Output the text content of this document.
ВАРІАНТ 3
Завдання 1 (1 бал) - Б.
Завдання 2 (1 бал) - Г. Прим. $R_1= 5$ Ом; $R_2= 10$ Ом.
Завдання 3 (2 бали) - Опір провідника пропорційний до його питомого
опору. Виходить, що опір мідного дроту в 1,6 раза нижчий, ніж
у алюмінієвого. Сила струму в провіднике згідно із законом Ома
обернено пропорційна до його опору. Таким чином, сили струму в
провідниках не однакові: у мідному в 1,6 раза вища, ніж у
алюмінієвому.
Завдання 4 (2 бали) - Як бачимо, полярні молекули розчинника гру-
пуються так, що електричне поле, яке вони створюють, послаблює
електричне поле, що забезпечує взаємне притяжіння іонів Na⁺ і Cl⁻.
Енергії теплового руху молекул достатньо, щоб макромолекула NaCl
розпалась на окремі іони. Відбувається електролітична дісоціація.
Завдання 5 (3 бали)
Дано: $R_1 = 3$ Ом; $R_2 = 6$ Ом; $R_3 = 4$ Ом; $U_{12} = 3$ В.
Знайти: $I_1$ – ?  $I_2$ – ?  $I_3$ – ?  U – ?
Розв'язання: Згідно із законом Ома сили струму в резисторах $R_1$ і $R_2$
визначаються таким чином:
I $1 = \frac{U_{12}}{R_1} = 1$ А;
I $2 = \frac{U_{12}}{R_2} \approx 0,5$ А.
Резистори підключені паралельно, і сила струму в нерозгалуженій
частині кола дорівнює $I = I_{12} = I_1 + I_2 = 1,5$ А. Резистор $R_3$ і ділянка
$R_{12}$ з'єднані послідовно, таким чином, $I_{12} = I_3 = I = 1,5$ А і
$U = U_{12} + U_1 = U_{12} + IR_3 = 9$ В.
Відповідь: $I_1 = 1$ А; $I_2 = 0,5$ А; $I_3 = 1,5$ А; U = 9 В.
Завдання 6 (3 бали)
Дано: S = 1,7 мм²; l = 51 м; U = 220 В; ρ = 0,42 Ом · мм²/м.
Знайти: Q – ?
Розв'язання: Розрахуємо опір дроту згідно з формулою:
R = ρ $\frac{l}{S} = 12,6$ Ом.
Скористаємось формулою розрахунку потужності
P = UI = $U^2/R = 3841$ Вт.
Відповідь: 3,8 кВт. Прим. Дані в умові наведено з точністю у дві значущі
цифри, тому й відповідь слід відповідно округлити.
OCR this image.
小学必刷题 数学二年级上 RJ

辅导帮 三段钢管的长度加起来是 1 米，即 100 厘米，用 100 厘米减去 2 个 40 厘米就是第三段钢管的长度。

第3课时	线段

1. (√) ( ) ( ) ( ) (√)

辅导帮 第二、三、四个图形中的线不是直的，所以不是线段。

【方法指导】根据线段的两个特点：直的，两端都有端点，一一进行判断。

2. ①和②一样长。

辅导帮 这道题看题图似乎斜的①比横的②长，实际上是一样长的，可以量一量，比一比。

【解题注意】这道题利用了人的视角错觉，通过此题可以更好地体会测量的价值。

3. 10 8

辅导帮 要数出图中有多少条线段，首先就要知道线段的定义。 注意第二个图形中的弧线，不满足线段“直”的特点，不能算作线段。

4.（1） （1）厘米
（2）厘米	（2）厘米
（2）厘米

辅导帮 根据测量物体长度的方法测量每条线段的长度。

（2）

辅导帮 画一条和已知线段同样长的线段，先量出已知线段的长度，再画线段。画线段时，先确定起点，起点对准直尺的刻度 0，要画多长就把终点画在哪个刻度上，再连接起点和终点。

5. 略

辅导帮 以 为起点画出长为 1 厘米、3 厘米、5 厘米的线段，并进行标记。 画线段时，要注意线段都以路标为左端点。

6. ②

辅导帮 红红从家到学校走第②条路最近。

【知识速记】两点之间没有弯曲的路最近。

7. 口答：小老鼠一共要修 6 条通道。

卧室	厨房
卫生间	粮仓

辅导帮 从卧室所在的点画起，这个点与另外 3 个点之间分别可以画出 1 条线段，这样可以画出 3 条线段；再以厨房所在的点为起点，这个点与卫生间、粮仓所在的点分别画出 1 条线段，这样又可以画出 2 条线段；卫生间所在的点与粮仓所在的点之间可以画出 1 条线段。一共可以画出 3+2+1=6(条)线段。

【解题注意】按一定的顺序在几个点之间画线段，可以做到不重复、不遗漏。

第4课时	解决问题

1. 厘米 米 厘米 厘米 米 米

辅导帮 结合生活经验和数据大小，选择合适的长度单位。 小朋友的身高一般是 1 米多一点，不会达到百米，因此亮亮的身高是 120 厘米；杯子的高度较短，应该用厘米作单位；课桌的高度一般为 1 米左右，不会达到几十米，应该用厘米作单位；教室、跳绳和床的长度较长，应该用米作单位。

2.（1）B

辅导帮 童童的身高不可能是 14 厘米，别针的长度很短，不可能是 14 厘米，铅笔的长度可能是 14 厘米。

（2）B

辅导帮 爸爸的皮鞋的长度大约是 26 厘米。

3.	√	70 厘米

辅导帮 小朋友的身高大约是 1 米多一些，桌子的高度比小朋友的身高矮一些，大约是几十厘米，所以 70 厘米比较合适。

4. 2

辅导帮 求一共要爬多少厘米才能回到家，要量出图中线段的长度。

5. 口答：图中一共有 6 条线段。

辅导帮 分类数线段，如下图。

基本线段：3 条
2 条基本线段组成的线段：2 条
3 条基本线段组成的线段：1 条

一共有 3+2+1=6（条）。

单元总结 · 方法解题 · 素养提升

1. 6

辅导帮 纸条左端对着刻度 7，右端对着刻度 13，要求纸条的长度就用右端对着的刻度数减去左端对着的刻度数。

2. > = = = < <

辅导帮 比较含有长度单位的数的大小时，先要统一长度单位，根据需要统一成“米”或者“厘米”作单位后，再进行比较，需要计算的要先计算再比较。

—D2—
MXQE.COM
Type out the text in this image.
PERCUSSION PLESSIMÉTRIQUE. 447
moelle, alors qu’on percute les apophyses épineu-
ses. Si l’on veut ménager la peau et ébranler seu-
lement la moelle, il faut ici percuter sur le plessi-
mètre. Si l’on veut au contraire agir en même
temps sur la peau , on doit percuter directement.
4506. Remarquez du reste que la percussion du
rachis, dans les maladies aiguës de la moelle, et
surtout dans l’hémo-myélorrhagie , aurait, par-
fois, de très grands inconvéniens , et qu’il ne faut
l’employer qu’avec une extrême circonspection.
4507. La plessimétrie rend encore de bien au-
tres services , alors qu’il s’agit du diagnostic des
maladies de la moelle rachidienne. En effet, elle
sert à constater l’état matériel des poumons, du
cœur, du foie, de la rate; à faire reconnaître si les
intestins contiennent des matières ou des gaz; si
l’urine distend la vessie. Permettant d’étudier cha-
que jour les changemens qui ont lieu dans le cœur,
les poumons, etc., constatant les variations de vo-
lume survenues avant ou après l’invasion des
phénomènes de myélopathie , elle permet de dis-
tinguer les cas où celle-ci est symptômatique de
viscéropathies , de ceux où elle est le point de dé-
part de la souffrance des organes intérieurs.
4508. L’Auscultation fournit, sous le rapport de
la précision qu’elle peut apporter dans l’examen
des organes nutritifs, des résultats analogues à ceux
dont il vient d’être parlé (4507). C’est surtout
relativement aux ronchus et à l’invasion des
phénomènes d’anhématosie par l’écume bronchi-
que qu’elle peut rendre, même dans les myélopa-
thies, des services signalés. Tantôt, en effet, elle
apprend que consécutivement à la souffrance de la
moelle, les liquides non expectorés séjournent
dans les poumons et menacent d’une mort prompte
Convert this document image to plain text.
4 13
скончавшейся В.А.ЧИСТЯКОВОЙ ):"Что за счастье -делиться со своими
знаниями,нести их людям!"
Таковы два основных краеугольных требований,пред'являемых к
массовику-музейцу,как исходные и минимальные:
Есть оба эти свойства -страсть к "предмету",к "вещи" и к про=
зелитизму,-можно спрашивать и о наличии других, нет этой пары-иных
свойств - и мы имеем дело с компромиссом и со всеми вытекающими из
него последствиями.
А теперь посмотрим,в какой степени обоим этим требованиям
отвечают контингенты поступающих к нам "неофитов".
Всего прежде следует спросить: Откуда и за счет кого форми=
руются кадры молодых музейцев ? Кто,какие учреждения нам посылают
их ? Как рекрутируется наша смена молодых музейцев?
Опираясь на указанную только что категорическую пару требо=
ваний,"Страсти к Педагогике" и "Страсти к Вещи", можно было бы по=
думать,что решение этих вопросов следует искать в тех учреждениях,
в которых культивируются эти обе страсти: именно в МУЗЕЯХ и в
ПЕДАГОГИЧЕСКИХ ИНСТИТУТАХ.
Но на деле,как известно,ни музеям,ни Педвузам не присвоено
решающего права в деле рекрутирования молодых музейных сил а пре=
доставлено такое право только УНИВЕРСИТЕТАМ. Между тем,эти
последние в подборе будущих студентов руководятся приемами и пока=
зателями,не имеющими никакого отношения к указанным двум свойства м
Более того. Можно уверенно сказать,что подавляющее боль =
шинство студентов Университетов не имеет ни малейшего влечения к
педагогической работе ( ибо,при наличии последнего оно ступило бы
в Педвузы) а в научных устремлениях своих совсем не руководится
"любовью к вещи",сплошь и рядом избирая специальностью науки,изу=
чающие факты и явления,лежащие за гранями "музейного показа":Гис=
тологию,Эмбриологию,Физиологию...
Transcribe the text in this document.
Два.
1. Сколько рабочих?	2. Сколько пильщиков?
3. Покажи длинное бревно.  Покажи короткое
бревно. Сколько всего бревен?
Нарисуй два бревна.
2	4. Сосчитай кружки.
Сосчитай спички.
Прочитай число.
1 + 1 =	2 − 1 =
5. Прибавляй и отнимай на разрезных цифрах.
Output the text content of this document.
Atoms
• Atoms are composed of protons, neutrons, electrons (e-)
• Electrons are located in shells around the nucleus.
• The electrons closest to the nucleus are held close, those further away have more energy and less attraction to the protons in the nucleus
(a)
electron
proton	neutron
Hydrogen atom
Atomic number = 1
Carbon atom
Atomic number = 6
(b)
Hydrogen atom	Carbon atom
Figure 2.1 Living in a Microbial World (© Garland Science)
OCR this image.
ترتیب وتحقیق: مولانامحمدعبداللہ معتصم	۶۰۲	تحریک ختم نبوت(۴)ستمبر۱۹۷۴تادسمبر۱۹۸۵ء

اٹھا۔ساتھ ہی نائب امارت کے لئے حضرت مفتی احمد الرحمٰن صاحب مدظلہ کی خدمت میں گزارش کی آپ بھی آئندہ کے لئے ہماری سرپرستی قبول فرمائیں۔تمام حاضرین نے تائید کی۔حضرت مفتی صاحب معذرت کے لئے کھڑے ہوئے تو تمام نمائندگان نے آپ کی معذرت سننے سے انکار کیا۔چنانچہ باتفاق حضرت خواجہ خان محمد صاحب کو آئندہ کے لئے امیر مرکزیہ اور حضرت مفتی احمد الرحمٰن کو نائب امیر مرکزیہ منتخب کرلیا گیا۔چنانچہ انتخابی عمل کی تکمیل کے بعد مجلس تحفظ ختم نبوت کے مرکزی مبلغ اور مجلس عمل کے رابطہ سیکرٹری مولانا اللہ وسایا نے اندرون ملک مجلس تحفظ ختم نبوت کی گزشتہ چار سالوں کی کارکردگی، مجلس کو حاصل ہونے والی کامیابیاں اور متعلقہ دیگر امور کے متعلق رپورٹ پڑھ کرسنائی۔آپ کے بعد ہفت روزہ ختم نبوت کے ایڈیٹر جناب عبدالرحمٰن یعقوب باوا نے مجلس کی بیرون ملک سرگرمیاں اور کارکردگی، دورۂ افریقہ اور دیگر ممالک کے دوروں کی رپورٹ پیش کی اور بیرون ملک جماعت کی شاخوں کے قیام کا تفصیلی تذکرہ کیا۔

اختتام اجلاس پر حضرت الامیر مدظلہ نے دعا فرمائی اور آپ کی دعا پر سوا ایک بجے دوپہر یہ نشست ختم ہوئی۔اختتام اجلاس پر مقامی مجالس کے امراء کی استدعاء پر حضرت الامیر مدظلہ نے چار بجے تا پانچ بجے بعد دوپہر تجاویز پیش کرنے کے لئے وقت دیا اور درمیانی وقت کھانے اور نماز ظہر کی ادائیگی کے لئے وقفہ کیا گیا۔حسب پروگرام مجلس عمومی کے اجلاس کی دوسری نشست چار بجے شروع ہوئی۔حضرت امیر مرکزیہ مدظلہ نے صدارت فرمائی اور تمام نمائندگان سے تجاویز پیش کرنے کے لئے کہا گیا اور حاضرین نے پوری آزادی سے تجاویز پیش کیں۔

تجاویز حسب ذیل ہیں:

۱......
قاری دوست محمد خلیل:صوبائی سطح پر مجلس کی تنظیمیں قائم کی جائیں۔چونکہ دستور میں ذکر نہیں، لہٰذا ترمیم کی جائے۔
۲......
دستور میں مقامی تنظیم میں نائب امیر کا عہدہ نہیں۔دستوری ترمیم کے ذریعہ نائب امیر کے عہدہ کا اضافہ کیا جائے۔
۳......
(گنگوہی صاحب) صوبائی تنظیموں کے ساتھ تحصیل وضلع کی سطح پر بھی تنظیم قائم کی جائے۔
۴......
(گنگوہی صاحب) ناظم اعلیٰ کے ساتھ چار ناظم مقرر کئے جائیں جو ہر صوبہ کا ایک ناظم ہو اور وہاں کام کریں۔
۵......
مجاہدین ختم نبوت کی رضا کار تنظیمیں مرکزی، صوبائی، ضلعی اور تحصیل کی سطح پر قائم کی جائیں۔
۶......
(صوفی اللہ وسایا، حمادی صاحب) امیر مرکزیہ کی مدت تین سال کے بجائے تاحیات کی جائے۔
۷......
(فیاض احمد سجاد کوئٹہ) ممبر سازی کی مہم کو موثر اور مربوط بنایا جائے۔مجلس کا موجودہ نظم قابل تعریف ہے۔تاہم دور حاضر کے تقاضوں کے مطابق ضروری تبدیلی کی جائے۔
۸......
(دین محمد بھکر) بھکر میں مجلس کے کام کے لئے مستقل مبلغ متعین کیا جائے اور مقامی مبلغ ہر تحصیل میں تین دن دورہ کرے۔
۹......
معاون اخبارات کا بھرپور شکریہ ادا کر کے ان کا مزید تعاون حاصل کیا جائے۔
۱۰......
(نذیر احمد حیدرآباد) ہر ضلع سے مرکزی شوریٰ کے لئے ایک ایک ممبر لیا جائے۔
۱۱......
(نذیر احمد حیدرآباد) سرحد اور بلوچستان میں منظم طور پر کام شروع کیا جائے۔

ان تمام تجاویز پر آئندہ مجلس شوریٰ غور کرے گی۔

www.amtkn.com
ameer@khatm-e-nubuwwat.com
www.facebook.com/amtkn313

• _Problem to work on_
Search the entries for the word "organes", then list each line that holds it.

• _Right answer_
part de la souffrance des organes intérieurs.
des organes nutritifs, des résultats analogues à ceux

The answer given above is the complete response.